Return all lines from the listing below in which the string "test" occurs.

## Exercise inputs
○ ○ ○ ○ ○
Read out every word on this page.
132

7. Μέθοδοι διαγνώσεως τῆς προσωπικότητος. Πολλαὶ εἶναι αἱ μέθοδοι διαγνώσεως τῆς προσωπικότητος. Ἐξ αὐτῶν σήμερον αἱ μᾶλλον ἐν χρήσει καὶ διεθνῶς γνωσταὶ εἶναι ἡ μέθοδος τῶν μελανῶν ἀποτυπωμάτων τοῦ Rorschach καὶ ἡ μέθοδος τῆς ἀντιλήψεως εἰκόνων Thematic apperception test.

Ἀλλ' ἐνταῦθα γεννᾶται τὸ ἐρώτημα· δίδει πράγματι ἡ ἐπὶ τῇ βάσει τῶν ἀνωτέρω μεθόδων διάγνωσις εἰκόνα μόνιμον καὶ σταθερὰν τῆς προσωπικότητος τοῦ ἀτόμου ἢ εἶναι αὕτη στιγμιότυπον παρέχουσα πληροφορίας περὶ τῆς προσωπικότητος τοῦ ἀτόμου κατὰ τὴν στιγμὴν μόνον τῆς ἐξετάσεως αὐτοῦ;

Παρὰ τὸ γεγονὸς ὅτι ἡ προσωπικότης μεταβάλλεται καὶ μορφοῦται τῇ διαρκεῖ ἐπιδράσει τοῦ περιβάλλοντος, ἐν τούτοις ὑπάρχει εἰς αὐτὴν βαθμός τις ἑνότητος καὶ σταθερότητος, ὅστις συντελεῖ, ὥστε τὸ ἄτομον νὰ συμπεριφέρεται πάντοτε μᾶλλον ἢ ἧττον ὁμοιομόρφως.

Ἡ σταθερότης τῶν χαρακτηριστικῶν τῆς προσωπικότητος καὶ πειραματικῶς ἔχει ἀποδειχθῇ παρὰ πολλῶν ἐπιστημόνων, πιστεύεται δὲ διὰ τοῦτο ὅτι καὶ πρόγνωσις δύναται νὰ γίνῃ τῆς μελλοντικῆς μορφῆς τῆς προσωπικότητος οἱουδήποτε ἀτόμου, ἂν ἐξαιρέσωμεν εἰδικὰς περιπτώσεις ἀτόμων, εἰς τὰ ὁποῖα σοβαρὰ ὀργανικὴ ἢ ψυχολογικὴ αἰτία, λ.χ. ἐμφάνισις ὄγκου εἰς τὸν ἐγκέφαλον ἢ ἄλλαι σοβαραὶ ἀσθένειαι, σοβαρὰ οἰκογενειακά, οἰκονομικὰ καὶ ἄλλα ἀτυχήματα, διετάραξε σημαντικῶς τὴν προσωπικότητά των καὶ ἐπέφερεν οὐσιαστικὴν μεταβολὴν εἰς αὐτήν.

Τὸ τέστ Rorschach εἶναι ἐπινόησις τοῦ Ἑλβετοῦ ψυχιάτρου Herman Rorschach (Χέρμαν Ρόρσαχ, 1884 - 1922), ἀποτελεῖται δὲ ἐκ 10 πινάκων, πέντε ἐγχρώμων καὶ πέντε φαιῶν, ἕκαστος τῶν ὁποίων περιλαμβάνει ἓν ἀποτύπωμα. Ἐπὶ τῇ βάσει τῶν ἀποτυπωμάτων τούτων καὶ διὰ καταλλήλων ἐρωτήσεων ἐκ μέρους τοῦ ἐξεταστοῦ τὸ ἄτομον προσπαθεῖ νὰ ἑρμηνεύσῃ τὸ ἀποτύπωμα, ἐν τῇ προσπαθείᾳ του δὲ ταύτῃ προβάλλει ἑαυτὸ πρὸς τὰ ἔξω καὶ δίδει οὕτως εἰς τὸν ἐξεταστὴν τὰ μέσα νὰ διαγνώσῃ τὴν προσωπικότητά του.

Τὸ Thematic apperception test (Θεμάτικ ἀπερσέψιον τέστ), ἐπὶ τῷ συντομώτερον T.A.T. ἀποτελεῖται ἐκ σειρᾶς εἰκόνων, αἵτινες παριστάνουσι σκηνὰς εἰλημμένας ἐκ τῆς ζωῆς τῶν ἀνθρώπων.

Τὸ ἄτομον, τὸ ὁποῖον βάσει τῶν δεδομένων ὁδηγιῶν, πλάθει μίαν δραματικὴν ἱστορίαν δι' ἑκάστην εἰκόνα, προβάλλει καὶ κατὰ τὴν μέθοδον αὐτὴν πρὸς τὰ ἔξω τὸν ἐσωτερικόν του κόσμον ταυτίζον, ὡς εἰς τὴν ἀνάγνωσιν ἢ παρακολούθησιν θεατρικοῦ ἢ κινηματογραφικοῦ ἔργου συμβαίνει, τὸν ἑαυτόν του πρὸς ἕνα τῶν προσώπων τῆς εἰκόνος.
○ ○ ○ ○ ○
## Solved exercise
7. Μέθοδοι διαγνώσεως τῆς προσωπικότητος. Πολλαὶ εἶναι αἱ μέθοδοι διαγνώσεως τῆς προσωπικότητος. Ἐξ αὐτῶν σήμερον αἱ μᾶλλον ἐν χρήσει καὶ διεθνῶς γνωσταὶ εἶναι ἡ μέθοδος τῶν μελανῶν ἀποτυπωμάτων τοῦ Rorschach καὶ ἡ μέθοδος τῆς ἀντιλήψεως εἰκόνων Thematic apperception test.
Τὸ Thematic apperception test (Θεμάτικ ἀπερσέψιον τέστ), ἐπὶ τῷ συντομώτερον T.A.T. ἀποτελεῖται ἐκ σειρᾶς εἰκόνων, αἵτινες παριστάνουσι σκηνὰς εἰλημμένας ἐκ τῆς ζωῆς τῶν ἀνθρώπων.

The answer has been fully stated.